● **What to produce**
Find the number of lines containing the string "cases" in the data. Answer with the number by itself.

● **Records to use**
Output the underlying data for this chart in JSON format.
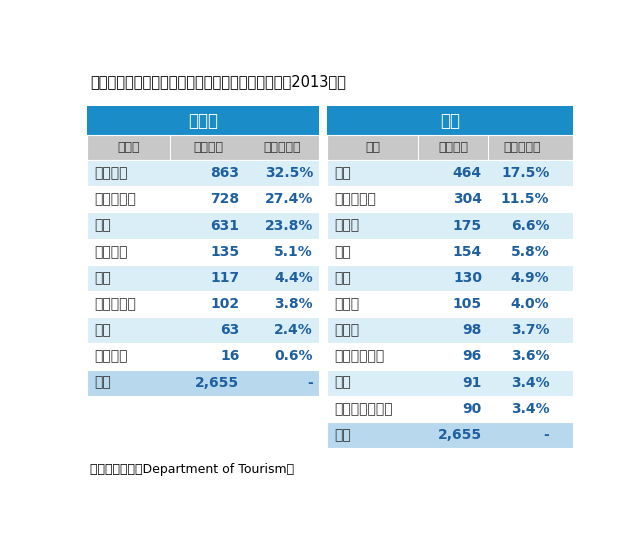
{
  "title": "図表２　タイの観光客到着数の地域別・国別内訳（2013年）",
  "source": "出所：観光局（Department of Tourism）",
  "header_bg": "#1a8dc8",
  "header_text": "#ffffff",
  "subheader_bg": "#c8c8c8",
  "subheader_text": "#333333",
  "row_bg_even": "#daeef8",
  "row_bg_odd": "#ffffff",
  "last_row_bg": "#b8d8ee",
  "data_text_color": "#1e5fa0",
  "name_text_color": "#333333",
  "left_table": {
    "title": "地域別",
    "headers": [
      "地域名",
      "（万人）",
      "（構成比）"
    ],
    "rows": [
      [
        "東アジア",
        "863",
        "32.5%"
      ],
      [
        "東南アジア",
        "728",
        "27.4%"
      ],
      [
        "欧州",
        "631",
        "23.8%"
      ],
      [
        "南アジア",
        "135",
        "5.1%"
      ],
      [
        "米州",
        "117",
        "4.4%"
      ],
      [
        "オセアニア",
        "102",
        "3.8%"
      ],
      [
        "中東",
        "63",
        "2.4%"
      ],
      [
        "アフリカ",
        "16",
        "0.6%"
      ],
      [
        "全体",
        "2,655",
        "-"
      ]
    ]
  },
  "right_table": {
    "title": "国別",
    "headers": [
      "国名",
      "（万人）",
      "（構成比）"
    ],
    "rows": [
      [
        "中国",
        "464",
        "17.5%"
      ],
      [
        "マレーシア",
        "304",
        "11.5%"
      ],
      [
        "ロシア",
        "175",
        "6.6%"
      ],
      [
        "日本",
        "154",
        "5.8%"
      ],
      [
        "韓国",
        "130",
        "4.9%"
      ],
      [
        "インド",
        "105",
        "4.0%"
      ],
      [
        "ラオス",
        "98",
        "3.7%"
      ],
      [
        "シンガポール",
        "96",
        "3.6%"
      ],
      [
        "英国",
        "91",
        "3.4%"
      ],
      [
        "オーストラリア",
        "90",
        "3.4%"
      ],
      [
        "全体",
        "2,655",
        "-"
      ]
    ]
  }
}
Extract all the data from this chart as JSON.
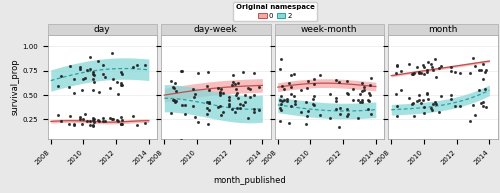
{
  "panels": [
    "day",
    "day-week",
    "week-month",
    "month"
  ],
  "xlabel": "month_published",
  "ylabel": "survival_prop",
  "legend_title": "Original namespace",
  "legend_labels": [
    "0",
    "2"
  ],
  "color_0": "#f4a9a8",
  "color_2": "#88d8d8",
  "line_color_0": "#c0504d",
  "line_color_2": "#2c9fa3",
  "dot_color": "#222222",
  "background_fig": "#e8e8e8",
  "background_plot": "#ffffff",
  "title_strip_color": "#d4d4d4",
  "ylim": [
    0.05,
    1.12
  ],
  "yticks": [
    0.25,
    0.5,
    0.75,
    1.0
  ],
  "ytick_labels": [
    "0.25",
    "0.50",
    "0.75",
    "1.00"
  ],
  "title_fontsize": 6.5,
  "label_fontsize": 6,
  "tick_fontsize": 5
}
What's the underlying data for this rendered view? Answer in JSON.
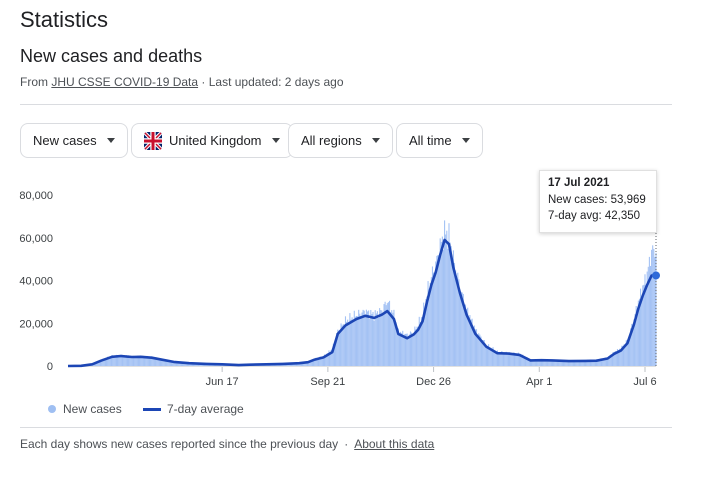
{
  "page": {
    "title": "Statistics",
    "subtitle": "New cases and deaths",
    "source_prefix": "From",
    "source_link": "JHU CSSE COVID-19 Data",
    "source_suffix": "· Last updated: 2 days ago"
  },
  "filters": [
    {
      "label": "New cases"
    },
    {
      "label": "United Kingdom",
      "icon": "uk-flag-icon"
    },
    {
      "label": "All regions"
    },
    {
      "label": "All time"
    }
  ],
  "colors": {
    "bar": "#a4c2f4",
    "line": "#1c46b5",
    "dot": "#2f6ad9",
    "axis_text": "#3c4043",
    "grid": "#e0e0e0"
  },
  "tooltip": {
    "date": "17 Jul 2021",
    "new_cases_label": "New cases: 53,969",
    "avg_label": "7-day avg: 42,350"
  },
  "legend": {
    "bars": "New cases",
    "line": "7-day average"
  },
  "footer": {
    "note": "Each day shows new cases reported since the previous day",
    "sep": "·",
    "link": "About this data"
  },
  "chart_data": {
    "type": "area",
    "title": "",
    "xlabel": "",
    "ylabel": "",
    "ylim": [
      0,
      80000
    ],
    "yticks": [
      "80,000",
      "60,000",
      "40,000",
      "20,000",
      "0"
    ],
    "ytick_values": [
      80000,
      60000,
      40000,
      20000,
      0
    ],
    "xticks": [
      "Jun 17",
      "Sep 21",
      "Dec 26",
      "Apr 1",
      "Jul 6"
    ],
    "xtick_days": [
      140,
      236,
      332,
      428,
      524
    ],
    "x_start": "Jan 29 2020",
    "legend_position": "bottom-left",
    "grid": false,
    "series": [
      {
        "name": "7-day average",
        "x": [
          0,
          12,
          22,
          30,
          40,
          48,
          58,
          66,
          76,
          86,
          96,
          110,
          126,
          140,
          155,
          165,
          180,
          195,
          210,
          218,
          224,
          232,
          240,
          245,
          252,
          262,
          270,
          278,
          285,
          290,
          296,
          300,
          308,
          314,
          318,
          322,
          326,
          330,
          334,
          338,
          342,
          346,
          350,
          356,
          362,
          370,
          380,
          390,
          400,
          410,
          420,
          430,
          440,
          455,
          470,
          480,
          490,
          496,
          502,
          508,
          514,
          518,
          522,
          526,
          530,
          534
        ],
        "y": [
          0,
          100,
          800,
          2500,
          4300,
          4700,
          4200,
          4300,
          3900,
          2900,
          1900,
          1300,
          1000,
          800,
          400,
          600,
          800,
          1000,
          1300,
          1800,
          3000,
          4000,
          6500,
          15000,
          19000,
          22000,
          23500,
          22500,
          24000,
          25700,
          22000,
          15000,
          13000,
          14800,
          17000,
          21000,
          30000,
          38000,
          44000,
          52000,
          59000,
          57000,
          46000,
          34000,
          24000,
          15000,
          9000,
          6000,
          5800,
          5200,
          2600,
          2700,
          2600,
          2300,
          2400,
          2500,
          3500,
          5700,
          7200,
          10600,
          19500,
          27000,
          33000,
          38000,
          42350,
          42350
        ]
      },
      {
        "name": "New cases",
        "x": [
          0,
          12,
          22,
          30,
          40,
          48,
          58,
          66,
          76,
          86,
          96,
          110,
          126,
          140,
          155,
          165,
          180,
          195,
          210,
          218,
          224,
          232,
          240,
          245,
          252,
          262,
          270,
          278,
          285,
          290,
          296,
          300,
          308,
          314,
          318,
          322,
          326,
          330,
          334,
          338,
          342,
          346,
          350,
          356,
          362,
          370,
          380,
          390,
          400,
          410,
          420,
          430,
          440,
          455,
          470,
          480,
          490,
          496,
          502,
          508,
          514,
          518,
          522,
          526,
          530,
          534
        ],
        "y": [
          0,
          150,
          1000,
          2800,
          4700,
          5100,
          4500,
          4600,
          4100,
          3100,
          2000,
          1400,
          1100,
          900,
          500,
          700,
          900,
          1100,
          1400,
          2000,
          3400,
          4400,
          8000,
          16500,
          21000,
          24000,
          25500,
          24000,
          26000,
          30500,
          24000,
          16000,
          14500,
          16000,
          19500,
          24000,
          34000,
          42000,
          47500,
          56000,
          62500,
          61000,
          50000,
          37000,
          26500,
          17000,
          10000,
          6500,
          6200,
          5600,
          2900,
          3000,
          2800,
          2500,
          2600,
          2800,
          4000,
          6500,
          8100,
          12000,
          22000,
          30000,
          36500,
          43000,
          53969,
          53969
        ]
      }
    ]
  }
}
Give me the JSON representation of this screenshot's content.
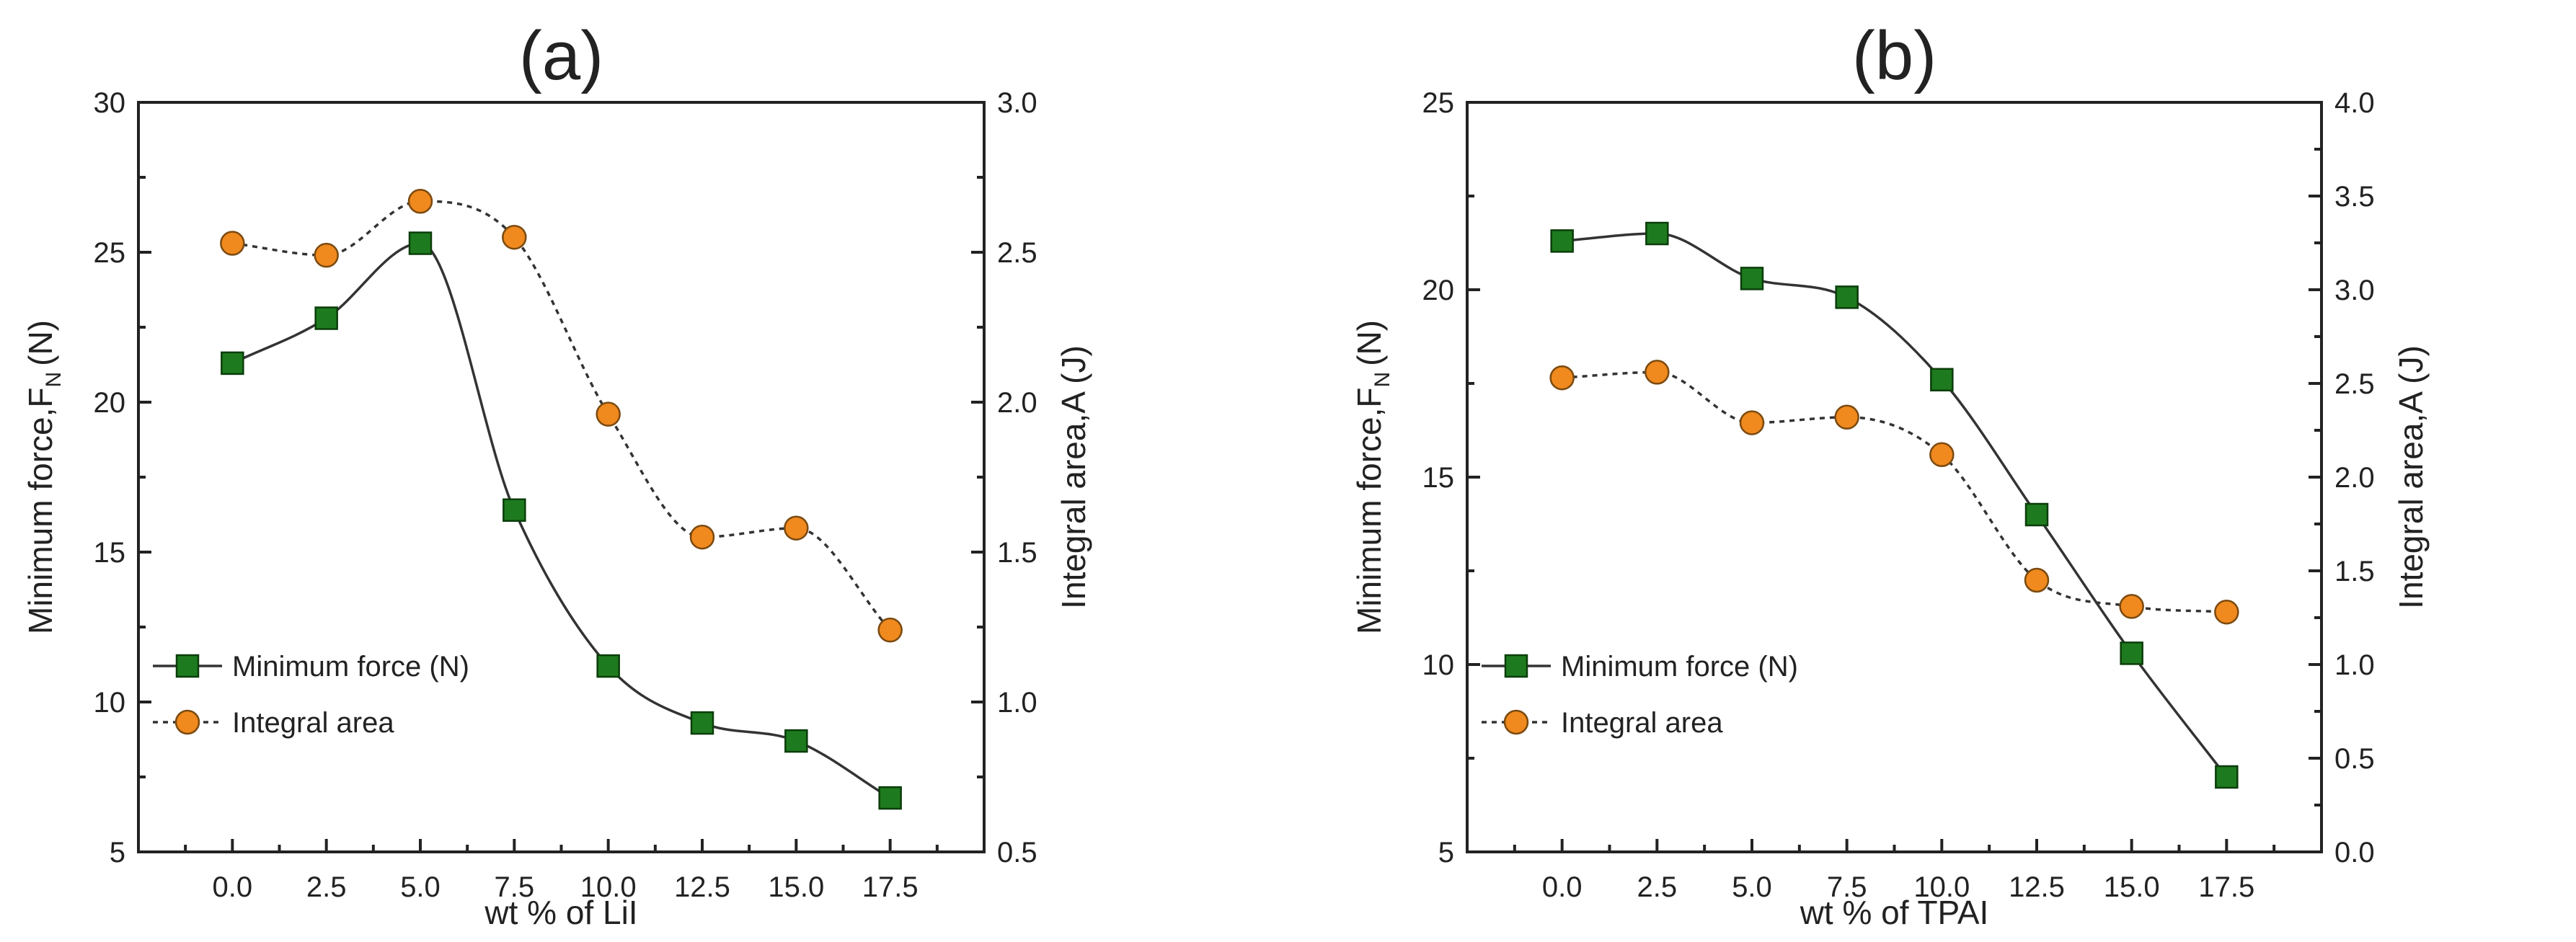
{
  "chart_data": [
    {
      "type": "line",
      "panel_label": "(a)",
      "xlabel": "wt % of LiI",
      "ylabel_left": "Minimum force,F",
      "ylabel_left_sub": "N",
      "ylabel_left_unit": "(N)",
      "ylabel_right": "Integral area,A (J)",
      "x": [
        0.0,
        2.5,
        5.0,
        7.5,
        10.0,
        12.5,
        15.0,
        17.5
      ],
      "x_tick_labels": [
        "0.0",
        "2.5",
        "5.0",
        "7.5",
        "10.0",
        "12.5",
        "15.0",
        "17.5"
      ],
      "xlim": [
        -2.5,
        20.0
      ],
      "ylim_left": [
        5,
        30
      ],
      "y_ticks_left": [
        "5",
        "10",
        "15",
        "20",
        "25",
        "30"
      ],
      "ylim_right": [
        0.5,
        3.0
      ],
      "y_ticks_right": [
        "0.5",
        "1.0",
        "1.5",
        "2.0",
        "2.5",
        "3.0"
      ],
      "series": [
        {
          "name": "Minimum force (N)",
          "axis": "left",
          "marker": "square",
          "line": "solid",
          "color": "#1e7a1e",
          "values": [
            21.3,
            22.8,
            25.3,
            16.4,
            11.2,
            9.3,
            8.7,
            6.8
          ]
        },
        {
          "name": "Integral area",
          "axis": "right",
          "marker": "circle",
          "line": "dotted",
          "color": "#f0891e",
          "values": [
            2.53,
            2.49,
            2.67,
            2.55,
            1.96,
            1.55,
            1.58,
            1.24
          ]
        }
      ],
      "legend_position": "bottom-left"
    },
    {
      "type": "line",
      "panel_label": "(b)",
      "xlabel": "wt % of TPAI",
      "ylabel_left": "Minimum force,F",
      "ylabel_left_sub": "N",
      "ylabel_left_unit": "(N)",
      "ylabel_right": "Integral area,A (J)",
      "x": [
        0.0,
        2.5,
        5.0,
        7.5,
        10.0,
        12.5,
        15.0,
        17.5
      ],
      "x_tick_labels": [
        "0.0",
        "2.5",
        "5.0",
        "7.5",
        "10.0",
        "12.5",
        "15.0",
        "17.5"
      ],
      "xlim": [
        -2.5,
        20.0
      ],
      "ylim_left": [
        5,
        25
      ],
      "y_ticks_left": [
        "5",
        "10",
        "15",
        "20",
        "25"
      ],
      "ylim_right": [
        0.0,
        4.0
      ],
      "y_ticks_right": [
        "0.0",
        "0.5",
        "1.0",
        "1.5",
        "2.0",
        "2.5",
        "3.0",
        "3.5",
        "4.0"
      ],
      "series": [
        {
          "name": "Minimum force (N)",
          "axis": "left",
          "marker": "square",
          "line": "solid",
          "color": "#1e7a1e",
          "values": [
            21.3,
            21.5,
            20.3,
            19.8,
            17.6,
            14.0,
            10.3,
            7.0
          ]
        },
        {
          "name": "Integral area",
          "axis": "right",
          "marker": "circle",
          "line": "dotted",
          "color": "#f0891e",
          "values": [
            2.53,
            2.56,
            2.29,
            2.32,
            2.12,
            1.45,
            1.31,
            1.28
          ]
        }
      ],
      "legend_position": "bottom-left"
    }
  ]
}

● **Response to this task**
6